◆ Data listing:
================

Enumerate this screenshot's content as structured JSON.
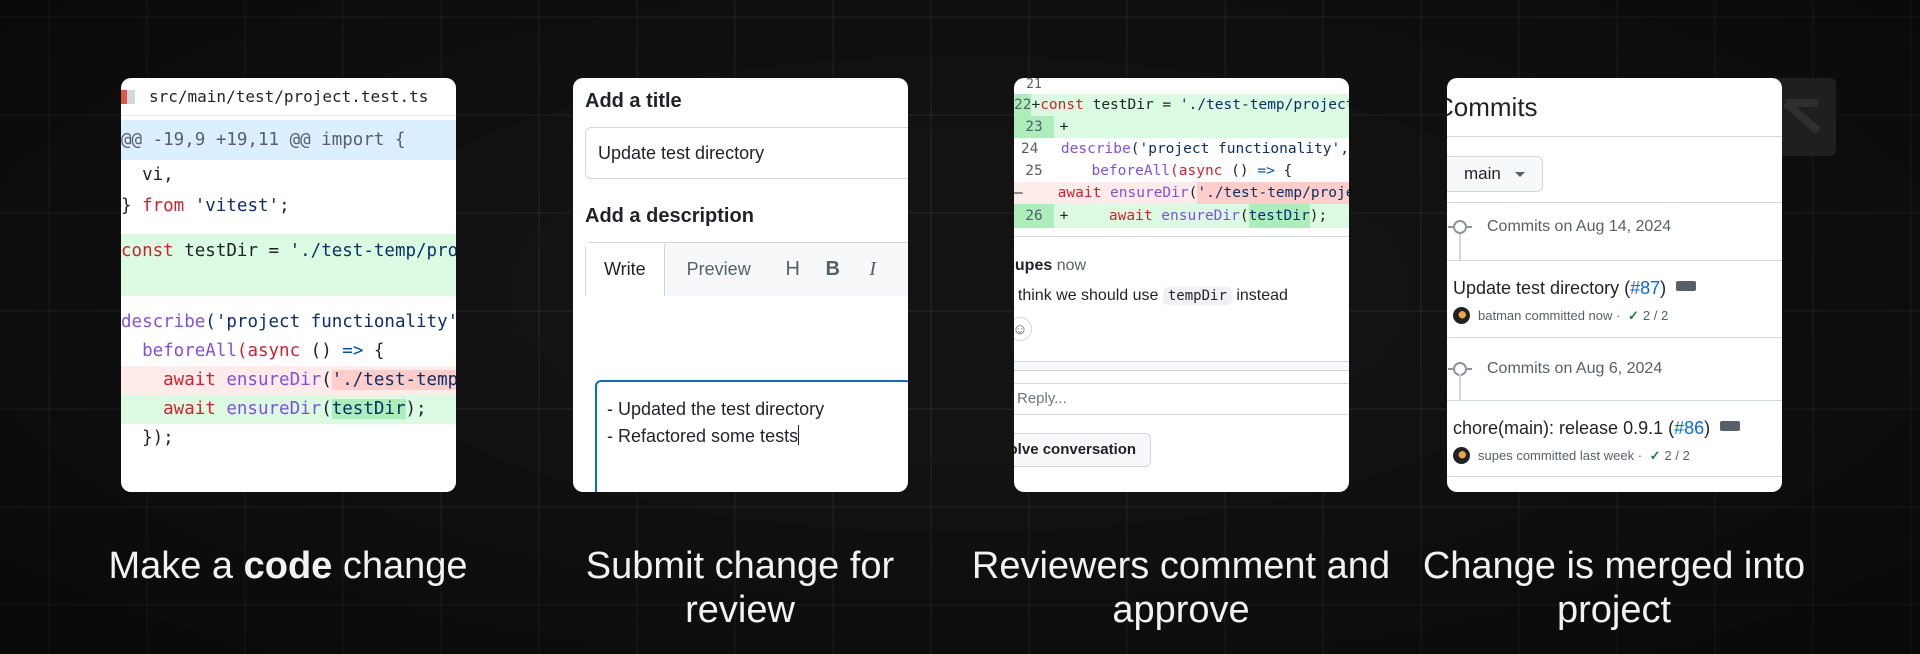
{
  "steps": [
    {
      "caption_pre": "Make a ",
      "caption_bold": "code",
      "caption_post": " change"
    },
    {
      "caption": "Submit change for review"
    },
    {
      "caption": "Reviewers comment and approve"
    },
    {
      "caption": "Change is merged into project"
    }
  ],
  "code_card": {
    "file_path": "src/main/test/project.test.ts",
    "hunk": "@@ -19,9 +19,11 @@ import {",
    "lines": {
      "l1": "  vi,",
      "l2_a": "} ",
      "l2_kw": "from",
      "l2_str": " 'vitest'",
      "l2_end": ";",
      "l3_kw": "const",
      "l3_mid": " testDir = ",
      "l3_str": "'./test-temp/project'",
      "l4_fn": "describe",
      "l4_str": "('project functionality'",
      "l5_fn": "  beforeAll",
      "l5_kw": "(async",
      "l5_mid": " () ",
      "l5_arrow": "=>",
      "l5_end": " {",
      "l6_kw": "    await",
      "l6_fn": " ensureDir",
      "l6_p": "(",
      "l6_str": "'./test-temp/project'",
      "l7_kw": "    await",
      "l7_fn": " ensureDir",
      "l7_p": "(",
      "l7_hl": "testDir",
      "l7_end": ");",
      "l8": "  });"
    }
  },
  "pr_card": {
    "title_label": "Add a title",
    "title_value": "Update test directory",
    "desc_label": "Add a description",
    "tab_write": "Write",
    "tab_preview": "Preview",
    "tool_h": "H",
    "tool_b": "B",
    "tool_i": "I",
    "desc_line1": "- Updated the test directory",
    "desc_line2": "- Refactored some tests"
  },
  "review_card": {
    "rows": [
      {
        "ln": "21",
        "sg": "",
        "code": ""
      },
      {
        "ln": "22",
        "sg": "+",
        "kw": "const",
        "mid": " testDir = ",
        "str": "'./test-temp/project'"
      },
      {
        "ln": "23",
        "sg": "+"
      },
      {
        "ln": "24",
        "fn": "describe",
        "str": "('project functionality',"
      },
      {
        "ln": "25",
        "fn": "  beforeAll",
        "kw": "(async",
        "mid": " () ",
        "arrow": "=>",
        "end": " {"
      },
      {
        "ln": "",
        "sg": "–",
        "kw": "    await",
        "fn": " ensureDir",
        "p": "(",
        "str": "'./test-temp/project'"
      },
      {
        "ln": "26",
        "sg": "+",
        "kw": "    await",
        "fn": " ensureDir",
        "p": "(",
        "hl": "testDir",
        "end": ");"
      }
    ],
    "user": "supes",
    "time": " now",
    "comment_pre": "I think we should use ",
    "comment_code": "tempDir",
    "comment_post": " instead",
    "reply_placeholder": "Reply...",
    "resolve_label": "Resolve conversation"
  },
  "commits_card": {
    "title": "Commits",
    "branch": "main",
    "groups": [
      {
        "date": "Commits on Aug 14, 2024",
        "title": "Update test directory (",
        "pr": "#87",
        "close": ")",
        "author": "batman",
        "when": " committed now · ",
        "checks": "2 / 2"
      },
      {
        "date": "Commits on Aug 6, 2024",
        "title": "chore(main): release 0.9.1 (",
        "pr": "#86",
        "close": ")",
        "author": "supes",
        "when": " committed last week · ",
        "checks": "2 / 2"
      }
    ]
  },
  "icons": [
    "file-icon",
    "smiley-icon",
    "commit-dot-icon",
    "check-icon",
    "kebab-icon",
    "avatar",
    "dropdown-caret-icon",
    "slash-logo-icon"
  ]
}
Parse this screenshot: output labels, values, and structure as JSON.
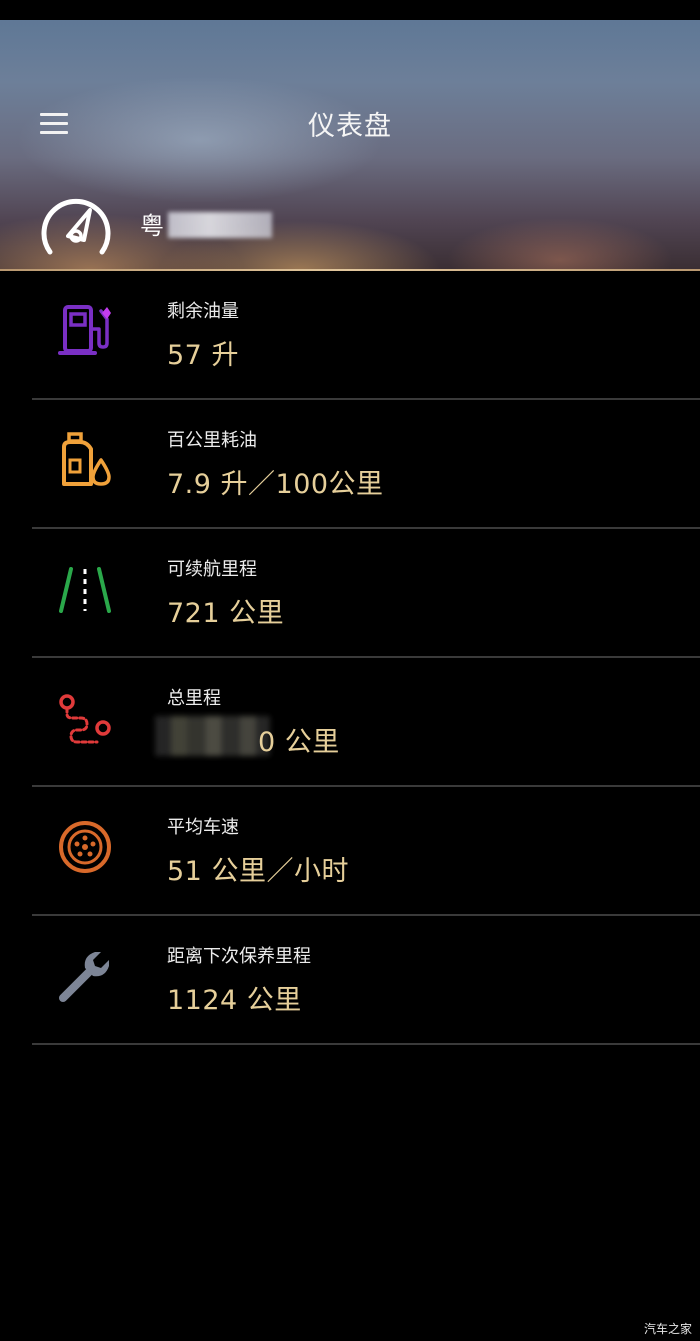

================

◆ Stated problem:
Copy out each line that contains the word "screenshot".

◆ Exercise response:
Enumerate this screenshot's content as structured JSON.
Parse this screenshot: output labels, values, and structure as JSON.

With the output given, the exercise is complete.